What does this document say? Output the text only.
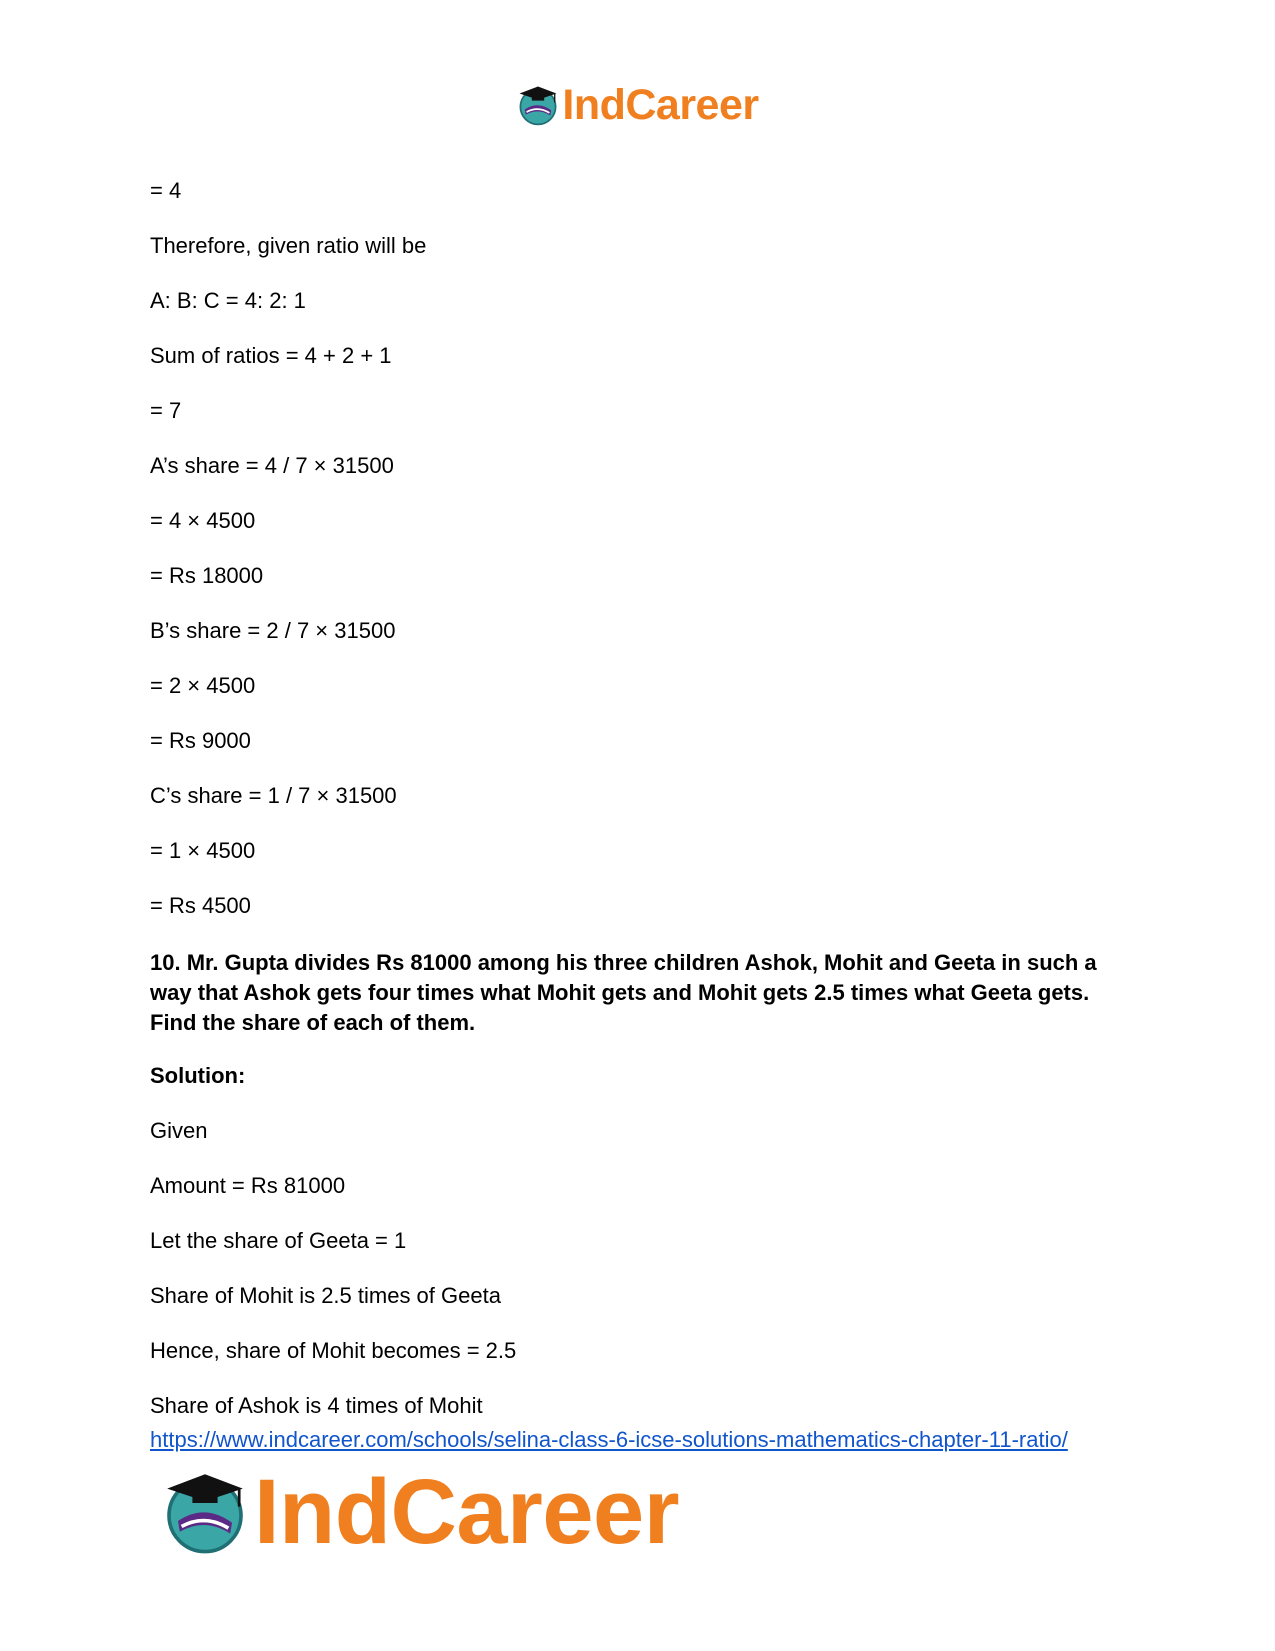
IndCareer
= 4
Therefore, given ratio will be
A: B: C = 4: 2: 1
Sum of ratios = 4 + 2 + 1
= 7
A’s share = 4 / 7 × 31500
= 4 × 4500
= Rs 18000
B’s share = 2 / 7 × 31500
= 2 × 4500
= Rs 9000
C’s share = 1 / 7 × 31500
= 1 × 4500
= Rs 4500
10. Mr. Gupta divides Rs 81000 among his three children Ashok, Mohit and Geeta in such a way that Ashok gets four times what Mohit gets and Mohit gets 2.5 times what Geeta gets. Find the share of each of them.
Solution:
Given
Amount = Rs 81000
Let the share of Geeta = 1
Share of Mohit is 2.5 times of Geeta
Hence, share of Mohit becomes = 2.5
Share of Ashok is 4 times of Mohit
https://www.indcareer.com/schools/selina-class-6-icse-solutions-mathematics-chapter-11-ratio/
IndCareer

+--

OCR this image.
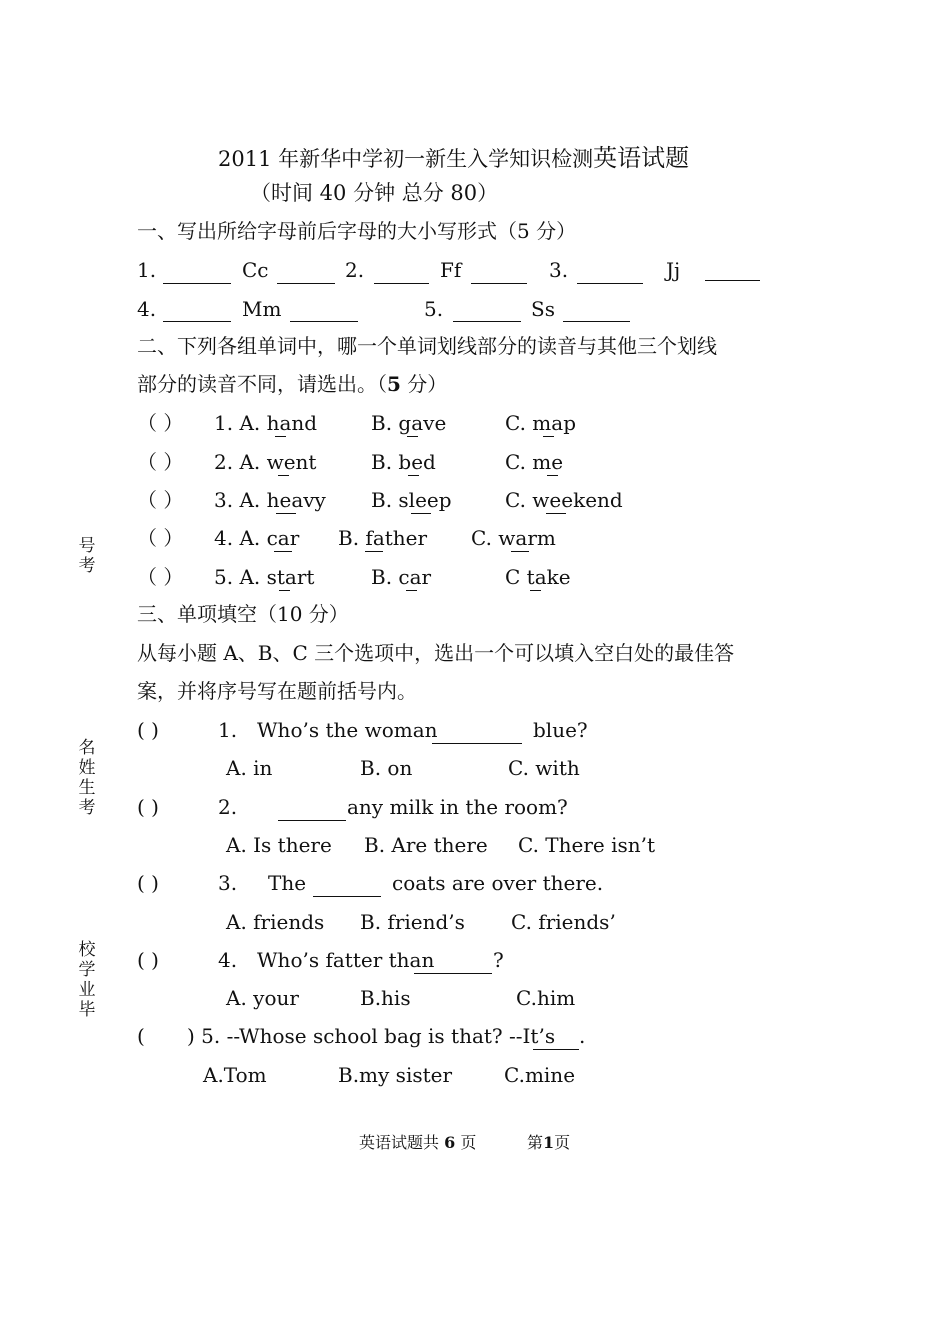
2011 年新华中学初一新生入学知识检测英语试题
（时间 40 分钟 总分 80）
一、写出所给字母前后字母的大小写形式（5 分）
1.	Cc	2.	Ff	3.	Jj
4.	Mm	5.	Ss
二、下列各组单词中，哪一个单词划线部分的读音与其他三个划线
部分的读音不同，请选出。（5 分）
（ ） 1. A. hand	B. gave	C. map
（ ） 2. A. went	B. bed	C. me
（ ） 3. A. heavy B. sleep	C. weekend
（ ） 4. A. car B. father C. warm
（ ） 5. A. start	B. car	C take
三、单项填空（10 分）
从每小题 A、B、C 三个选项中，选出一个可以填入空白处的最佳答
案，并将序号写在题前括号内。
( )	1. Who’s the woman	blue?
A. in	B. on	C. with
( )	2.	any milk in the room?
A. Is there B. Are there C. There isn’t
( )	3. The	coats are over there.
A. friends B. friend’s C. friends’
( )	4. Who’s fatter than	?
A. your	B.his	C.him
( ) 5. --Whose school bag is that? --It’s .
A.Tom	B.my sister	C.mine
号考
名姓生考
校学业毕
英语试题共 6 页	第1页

+--

### WORK TO BE COMPLETED
Scan the material above for the string "Ashok" and return the lines that hold it.

### RESULT FOR THIS EXERCISE
10. Mr. Gupta divides Rs 81000 among his three children Ashok, Mohit and Geeta in such a way that Ashok gets four times what Mohit gets and Mohit gets 2.5 times what Geeta gets. Find the share of each of them.
Share of Ashok is 4 times of Mohit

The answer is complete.